• Data provided:
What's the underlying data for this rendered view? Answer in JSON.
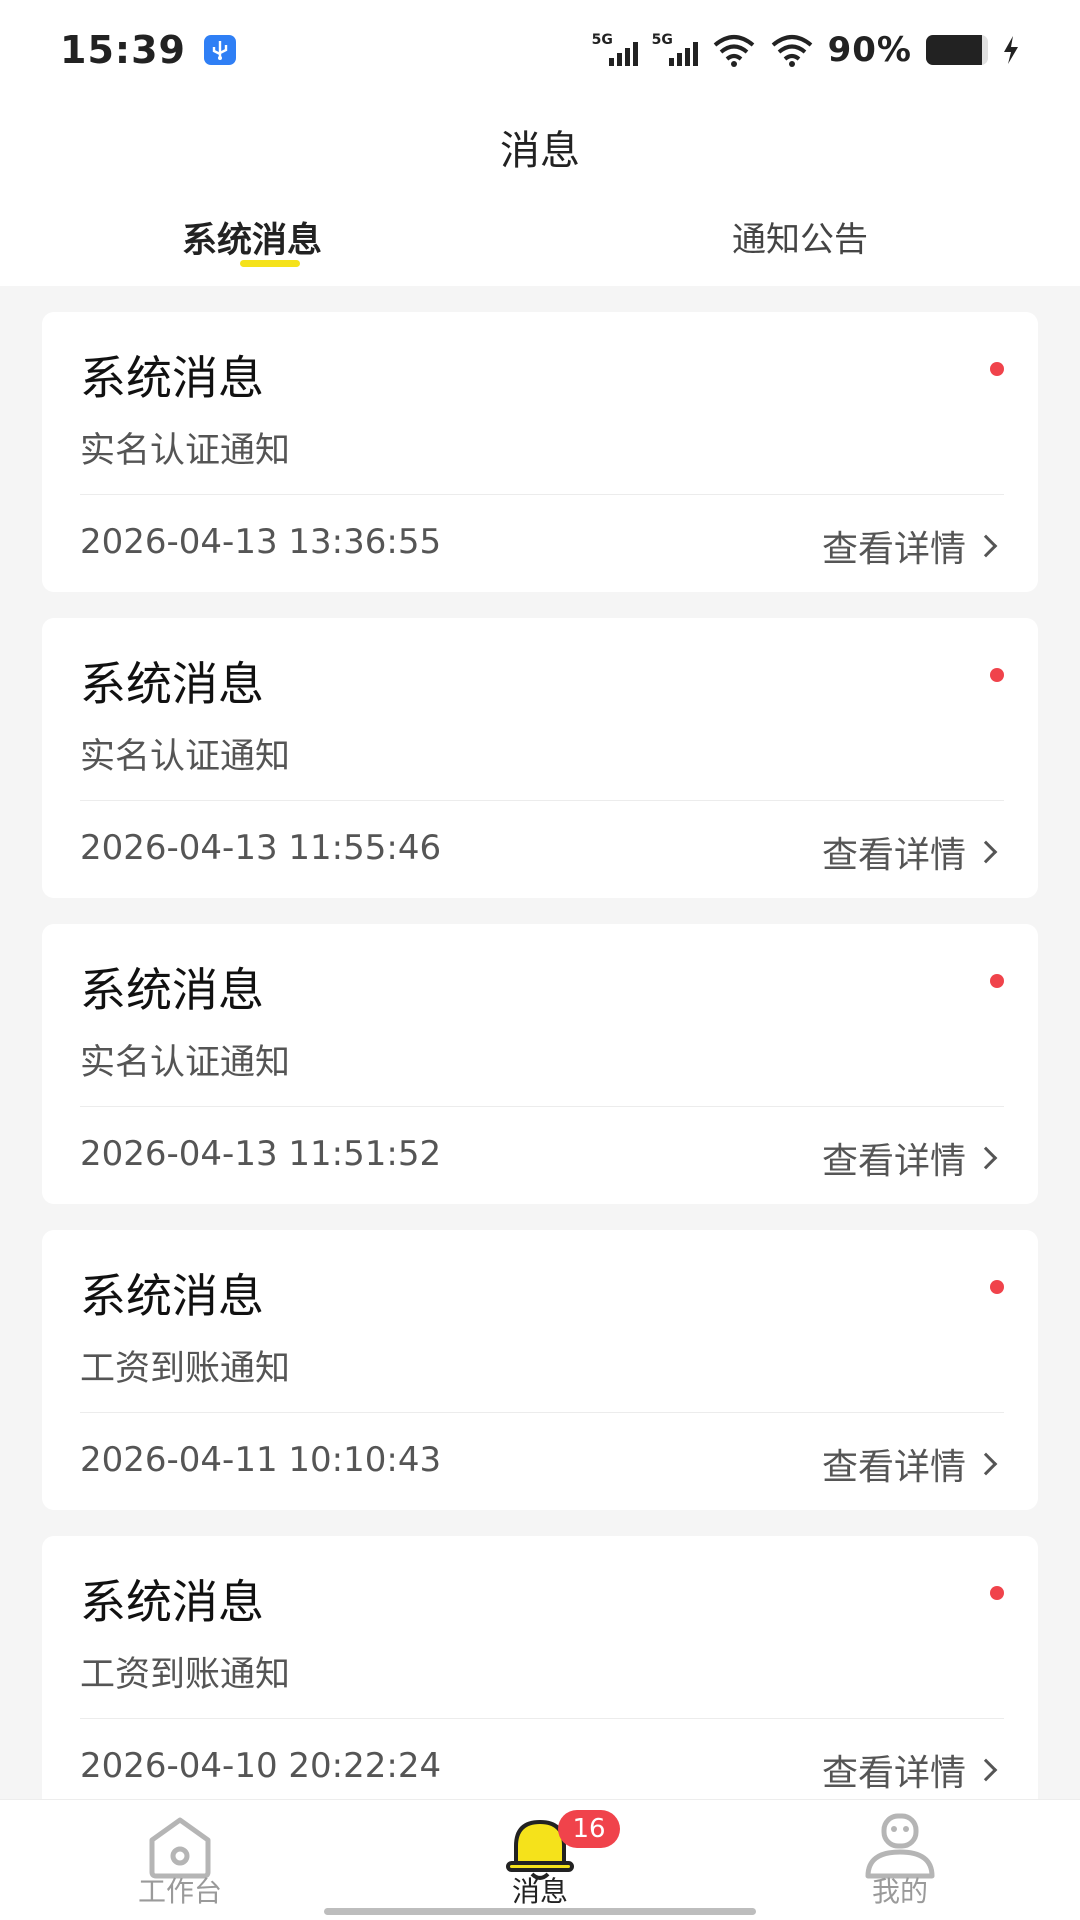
{
  "status_bar": {
    "time": "15:39",
    "signal_1_label": "5G",
    "signal_2_label": "5G",
    "battery_percent": "90%",
    "battery_level": 0.9,
    "icons": [
      "usb-icon",
      "signal-icon",
      "wifi-icon",
      "battery-icon",
      "charging-icon"
    ]
  },
  "header": {
    "title": "消息",
    "tabs": [
      {
        "label": "系统消息",
        "active": true
      },
      {
        "label": "通知公告",
        "active": false
      }
    ]
  },
  "colors": {
    "accent": "#f5e21b",
    "unread_dot": "#f0434b",
    "badge": "#f0434b",
    "usb_icon": "#2f7ff5"
  },
  "messages": [
    {
      "title": "系统消息",
      "subtitle": "实名认证通知",
      "time": "2026-04-13 13:36:55",
      "action": "查看详情",
      "unread": true
    },
    {
      "title": "系统消息",
      "subtitle": "实名认证通知",
      "time": "2026-04-13 11:55:46",
      "action": "查看详情",
      "unread": true
    },
    {
      "title": "系统消息",
      "subtitle": "实名认证通知",
      "time": "2026-04-13 11:51:52",
      "action": "查看详情",
      "unread": true
    },
    {
      "title": "系统消息",
      "subtitle": "工资到账通知",
      "time": "2026-04-11 10:10:43",
      "action": "查看详情",
      "unread": true
    },
    {
      "title": "系统消息",
      "subtitle": "工资到账通知",
      "time": "2026-04-10 20:22:24",
      "action": "查看详情",
      "unread": true
    }
  ],
  "bottom_nav": {
    "items": [
      {
        "label": "工作台",
        "icon": "home-icon",
        "active": false
      },
      {
        "label": "消息",
        "icon": "bell-icon",
        "active": true,
        "badge": "16"
      },
      {
        "label": "我的",
        "icon": "profile-icon",
        "active": false
      }
    ]
  }
}
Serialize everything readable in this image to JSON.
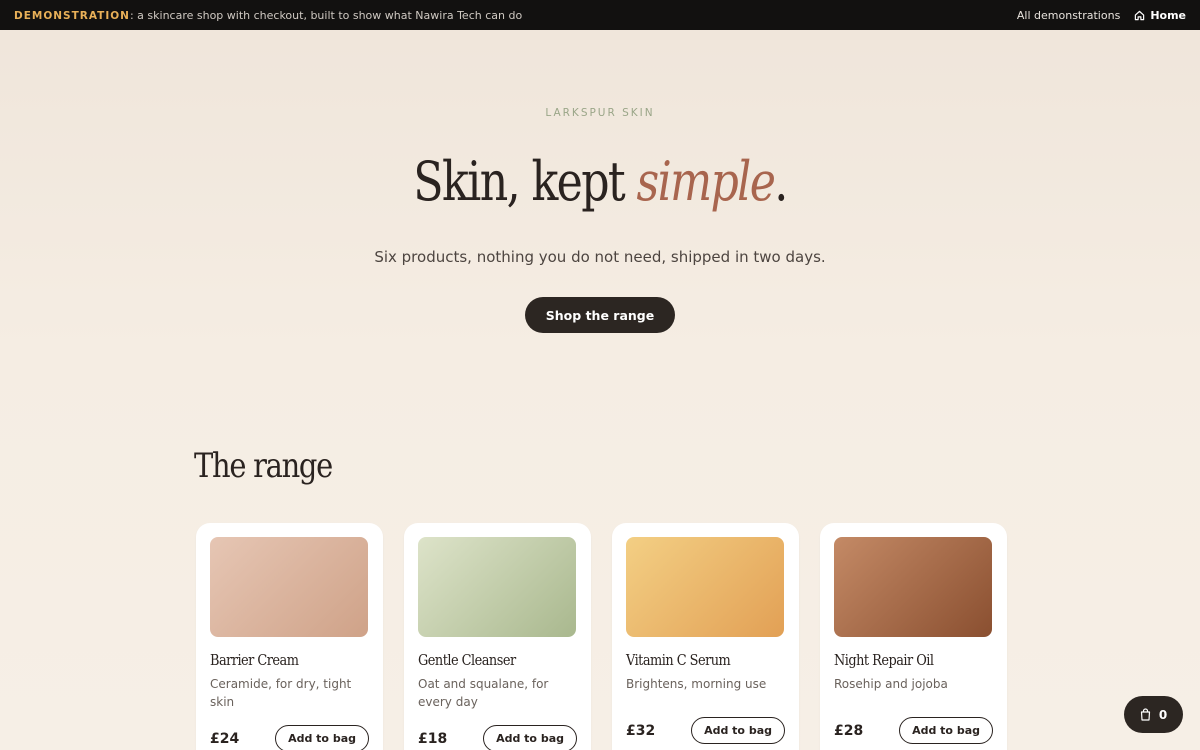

• Task to carry out: Leave images out of the retyped records; keep all else exact.

• Solution for this exercise:
What's the underlying data for this rendered view? Answer in JSON.
{
  "status_bar": {
    "time": "15:39",
    "signal_1_label": "5G",
    "signal_2_label": "5G",
    "battery_percent": "90%",
    "battery_level": 0.9,
    "icons": [
      "usb-icon",
      "signal-icon",
      "wifi-icon",
      "battery-icon",
      "charging-icon"
    ]
  },
  "header": {
    "title": "消息",
    "tabs": [
      {
        "label": "系统消息",
        "active": true
      },
      {
        "label": "通知公告",
        "active": false
      }
    ]
  },
  "colors": {
    "accent": "#f5e21b",
    "unread_dot": "#f0434b",
    "badge": "#f0434b",
    "usb_icon": "#2f7ff5"
  },
  "messages": [
    {
      "title": "系统消息",
      "subtitle": "实名认证通知",
      "time": "2026-04-13 13:36:55",
      "action": "查看详情",
      "unread": true
    },
    {
      "title": "系统消息",
      "subtitle": "实名认证通知",
      "time": "2026-04-13 11:55:46",
      "action": "查看详情",
      "unread": true
    },
    {
      "title": "系统消息",
      "subtitle": "实名认证通知",
      "time": "2026-04-13 11:51:52",
      "action": "查看详情",
      "unread": true
    },
    {
      "title": "系统消息",
      "subtitle": "工资到账通知",
      "time": "2026-04-11 10:10:43",
      "action": "查看详情",
      "unread": true
    },
    {
      "title": "系统消息",
      "subtitle": "工资到账通知",
      "time": "2026-04-10 20:22:24",
      "action": "查看详情",
      "unread": true
    }
  ],
  "bottom_nav": {
    "items": [
      {
        "label": "工作台",
        "icon": "home-icon",
        "active": false
      },
      {
        "label": "消息",
        "icon": "bell-icon",
        "active": true,
        "badge": "16"
      },
      {
        "label": "我的",
        "icon": "profile-icon",
        "active": false
      }
    ]
  }
}
Serialize everything readable in this image to JSON.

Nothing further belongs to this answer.